Aim of the task: In the listing below, locate the lines that hold the string "Windows". Copy those lines.

Stored records:

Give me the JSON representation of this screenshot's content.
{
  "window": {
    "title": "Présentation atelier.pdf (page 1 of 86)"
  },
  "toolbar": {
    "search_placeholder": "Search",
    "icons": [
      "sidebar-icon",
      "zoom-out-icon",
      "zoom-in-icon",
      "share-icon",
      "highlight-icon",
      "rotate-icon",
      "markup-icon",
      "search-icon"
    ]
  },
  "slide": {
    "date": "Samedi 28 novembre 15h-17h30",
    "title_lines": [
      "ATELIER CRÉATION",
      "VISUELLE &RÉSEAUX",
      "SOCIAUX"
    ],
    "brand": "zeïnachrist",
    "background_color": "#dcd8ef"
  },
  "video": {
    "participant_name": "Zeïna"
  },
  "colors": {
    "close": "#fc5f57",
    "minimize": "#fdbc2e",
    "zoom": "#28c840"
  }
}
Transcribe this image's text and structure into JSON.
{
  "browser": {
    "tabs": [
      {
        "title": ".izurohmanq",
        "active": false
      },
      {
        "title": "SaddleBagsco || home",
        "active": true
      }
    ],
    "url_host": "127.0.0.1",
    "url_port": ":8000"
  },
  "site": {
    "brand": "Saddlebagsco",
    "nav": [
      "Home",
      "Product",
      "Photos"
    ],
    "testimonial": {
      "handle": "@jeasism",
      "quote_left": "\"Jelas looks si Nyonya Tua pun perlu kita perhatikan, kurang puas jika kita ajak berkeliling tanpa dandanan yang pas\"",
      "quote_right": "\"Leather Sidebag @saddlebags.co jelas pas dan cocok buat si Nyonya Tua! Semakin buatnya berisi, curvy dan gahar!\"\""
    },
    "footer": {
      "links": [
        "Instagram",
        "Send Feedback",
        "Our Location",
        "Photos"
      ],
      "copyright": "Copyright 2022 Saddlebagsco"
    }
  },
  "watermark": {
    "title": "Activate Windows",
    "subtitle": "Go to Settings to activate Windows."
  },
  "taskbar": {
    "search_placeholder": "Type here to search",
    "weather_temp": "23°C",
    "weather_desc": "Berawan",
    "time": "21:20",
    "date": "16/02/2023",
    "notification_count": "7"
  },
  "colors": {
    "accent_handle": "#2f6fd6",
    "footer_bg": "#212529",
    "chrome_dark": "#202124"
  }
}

Full answer:
    "title": "Activate Windows",
    "subtitle": "Go to Settings to activate Windows."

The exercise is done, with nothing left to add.